[Data records]
──────────

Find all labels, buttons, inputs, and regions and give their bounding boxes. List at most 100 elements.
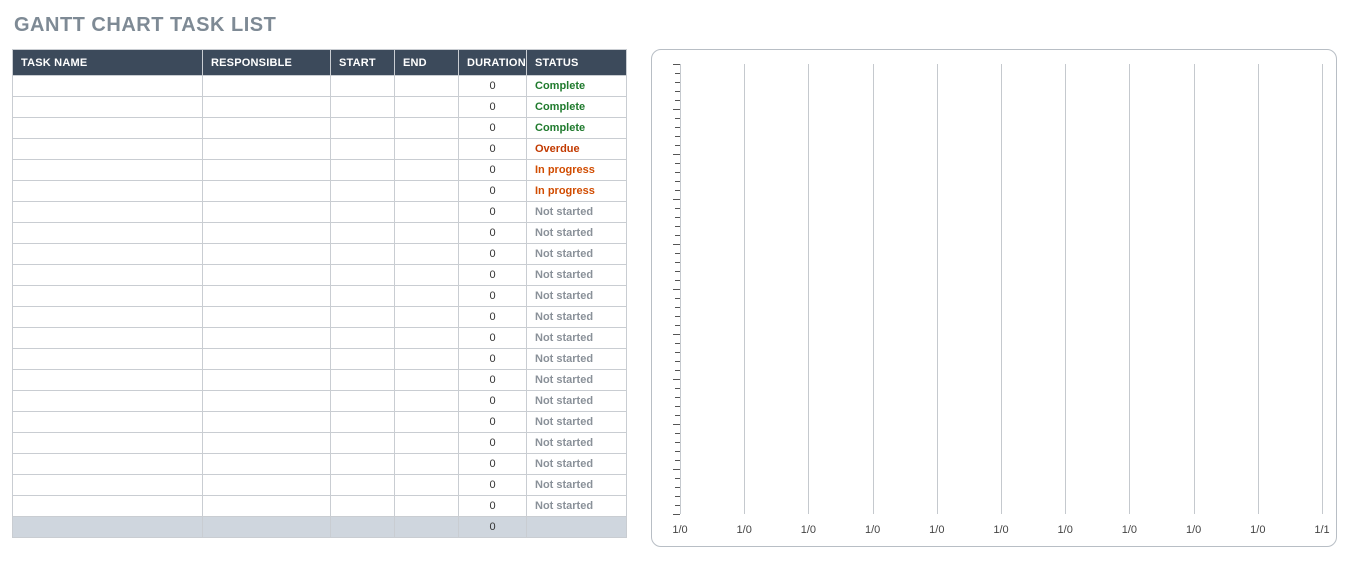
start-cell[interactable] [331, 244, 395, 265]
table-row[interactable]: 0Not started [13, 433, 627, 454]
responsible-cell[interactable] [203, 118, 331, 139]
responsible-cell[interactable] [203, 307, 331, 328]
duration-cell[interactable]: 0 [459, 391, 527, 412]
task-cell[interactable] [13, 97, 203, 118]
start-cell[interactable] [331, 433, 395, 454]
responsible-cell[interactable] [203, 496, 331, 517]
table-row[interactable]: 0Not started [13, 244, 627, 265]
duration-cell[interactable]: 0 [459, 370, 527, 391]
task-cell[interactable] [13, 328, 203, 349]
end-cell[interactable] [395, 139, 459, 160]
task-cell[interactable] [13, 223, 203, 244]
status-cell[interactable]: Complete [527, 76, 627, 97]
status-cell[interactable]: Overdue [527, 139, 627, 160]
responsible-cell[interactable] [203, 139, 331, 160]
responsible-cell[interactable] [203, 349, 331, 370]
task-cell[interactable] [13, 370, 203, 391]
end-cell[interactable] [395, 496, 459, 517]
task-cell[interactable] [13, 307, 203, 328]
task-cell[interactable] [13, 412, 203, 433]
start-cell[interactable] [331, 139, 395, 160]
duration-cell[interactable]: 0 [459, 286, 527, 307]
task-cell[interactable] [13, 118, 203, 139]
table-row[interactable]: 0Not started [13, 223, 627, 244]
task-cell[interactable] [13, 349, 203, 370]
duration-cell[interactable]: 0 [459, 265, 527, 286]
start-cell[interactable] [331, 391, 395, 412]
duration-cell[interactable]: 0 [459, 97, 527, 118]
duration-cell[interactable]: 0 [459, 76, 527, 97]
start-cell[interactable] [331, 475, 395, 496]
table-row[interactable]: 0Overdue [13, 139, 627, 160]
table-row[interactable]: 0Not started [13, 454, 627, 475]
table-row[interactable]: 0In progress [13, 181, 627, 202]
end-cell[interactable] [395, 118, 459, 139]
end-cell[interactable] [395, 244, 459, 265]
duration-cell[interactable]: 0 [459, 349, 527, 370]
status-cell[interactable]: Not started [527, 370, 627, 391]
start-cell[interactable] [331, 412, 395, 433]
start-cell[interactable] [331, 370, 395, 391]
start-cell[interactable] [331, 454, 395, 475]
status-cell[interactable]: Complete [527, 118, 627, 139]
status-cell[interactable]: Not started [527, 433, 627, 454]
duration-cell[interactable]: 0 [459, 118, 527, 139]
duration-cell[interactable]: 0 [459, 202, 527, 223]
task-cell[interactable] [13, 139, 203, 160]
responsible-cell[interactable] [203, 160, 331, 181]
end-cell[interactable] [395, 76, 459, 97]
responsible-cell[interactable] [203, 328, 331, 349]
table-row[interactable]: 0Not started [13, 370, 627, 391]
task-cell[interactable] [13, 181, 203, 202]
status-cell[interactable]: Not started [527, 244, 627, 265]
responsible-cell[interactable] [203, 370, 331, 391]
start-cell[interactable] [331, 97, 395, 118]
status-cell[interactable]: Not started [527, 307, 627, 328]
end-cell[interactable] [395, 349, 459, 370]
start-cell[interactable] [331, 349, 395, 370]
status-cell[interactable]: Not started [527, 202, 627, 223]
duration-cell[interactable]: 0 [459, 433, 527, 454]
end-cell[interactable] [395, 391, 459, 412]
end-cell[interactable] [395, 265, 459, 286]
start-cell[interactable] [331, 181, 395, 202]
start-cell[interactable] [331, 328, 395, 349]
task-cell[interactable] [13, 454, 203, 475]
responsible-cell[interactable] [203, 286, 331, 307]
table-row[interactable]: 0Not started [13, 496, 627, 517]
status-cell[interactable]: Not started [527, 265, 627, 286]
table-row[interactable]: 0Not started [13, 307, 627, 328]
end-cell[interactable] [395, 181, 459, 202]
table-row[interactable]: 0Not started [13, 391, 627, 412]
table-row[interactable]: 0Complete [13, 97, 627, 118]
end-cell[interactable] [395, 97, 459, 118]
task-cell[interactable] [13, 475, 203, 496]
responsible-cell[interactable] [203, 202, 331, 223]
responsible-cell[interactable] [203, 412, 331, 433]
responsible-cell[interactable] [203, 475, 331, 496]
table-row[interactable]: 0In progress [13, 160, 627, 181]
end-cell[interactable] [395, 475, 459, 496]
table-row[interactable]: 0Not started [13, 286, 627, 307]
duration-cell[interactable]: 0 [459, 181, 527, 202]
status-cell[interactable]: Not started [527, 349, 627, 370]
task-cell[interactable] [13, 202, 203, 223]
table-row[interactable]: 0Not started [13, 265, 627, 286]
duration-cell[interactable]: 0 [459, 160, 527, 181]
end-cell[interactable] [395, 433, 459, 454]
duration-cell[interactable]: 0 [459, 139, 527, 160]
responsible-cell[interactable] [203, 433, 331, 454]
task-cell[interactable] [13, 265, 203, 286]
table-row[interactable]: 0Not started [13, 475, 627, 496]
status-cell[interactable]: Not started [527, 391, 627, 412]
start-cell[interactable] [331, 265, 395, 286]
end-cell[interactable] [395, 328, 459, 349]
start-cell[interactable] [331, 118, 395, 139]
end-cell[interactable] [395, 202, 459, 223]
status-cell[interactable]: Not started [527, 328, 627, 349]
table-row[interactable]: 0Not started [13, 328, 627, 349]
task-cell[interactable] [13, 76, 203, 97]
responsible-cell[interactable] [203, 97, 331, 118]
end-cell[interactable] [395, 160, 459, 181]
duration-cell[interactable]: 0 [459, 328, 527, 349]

──────────

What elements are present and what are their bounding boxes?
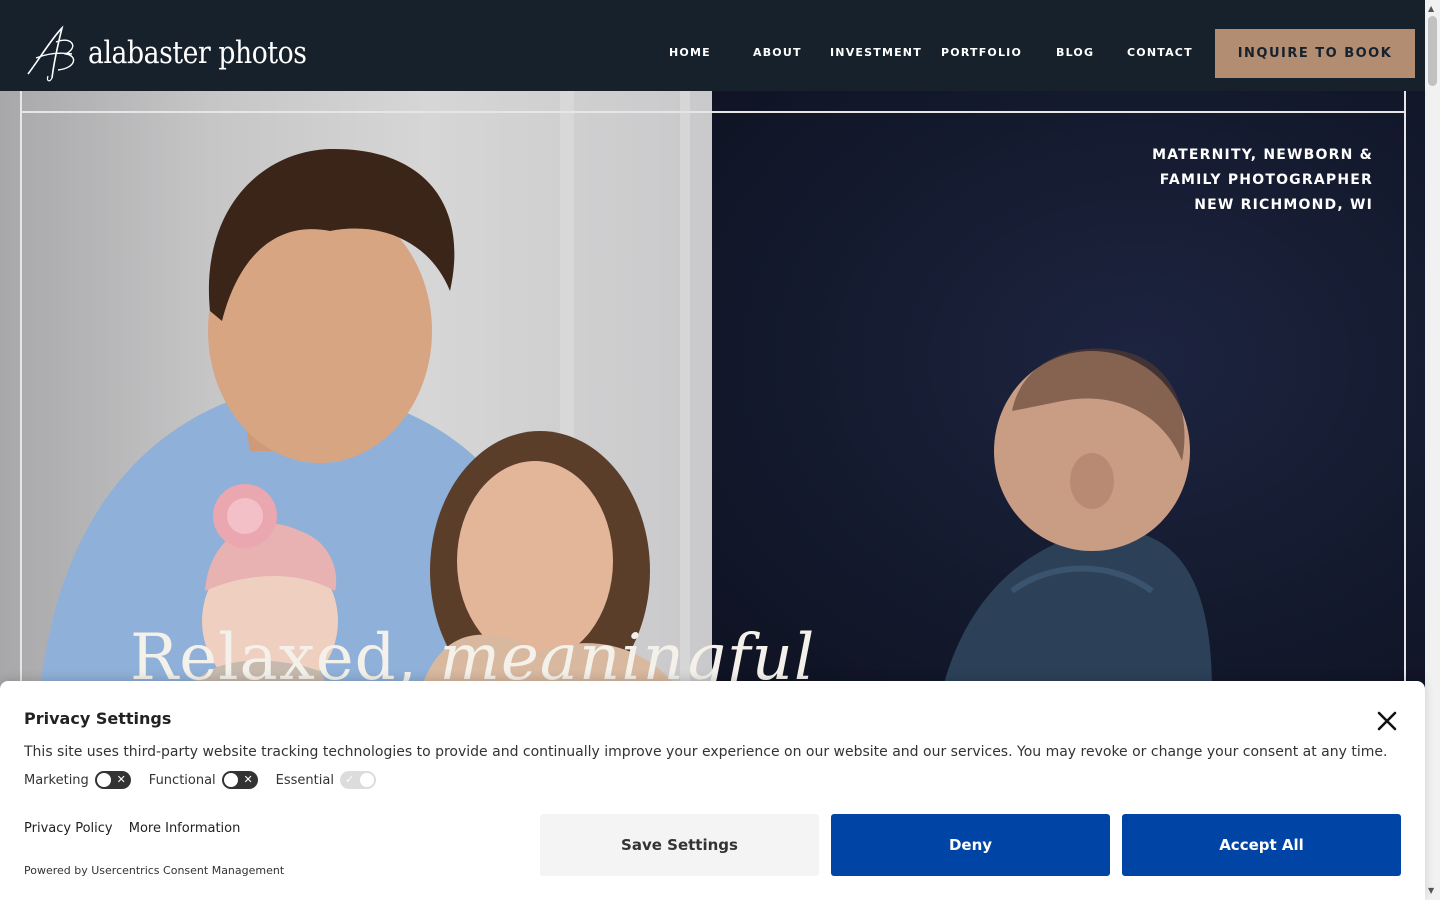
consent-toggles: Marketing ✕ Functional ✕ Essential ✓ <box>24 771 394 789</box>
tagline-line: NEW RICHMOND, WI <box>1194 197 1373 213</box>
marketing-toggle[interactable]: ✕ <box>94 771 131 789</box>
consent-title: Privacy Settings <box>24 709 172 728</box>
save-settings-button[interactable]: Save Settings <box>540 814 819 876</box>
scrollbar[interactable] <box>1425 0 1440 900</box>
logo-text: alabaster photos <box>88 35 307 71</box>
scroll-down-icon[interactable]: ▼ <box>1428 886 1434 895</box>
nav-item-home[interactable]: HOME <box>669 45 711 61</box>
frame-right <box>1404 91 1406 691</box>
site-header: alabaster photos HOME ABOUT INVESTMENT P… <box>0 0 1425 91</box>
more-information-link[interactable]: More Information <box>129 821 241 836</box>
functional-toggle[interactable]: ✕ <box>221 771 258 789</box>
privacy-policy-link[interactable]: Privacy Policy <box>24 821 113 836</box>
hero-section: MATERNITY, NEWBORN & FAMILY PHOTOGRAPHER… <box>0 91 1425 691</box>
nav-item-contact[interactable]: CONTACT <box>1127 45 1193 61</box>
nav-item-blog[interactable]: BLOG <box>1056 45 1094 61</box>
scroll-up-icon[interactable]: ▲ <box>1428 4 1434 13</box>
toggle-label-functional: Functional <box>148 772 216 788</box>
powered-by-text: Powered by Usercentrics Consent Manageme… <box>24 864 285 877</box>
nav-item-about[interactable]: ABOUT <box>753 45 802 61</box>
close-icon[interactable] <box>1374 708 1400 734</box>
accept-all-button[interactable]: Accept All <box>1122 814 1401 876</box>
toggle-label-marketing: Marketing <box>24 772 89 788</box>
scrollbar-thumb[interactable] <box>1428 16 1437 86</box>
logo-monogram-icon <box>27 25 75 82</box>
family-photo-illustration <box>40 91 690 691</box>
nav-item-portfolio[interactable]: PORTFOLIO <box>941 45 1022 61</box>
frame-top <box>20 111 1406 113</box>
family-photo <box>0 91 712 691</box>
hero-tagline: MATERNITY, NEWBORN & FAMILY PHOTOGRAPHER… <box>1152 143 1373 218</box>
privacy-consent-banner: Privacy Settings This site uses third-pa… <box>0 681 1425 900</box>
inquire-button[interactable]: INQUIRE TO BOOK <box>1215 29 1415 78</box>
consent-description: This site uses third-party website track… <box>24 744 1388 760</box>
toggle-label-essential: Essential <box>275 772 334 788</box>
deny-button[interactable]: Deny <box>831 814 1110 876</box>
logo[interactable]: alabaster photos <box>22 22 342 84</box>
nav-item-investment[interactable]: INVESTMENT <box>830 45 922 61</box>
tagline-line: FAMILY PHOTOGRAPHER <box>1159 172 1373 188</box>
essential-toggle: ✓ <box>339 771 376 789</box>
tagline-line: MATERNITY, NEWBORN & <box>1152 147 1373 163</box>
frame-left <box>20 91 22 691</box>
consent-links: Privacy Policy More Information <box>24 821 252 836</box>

──────────

**Problem details**
Copy out the lines of the listing from the one containing "consent-toggles: Marketing ✕" up to and including the one containing "nav-item-home[interactable]: HOME <box>669".

**Solution**
consent-toggles: Marketing ✕ Functional ✕ Essential ✓ <box>24 771 394 789</box>
tagline-line: NEW RICHMOND, WI <box>1194 197 1373 213</box>
marketing-toggle[interactable]: ✕ <box>94 771 131 789</box>
consent-title: Privacy Settings <box>24 709 172 728</box>
save-settings-button[interactable]: Save Settings <box>540 814 819 876</box>
scrollbar[interactable] <box>1425 0 1440 900</box>
logo-text: alabaster photos <box>88 35 307 71</box>
scroll-down-icon[interactable]: ▼ <box>1428 886 1434 895</box>
nav-item-home[interactable]: HOME <box>669 45 711 61</box>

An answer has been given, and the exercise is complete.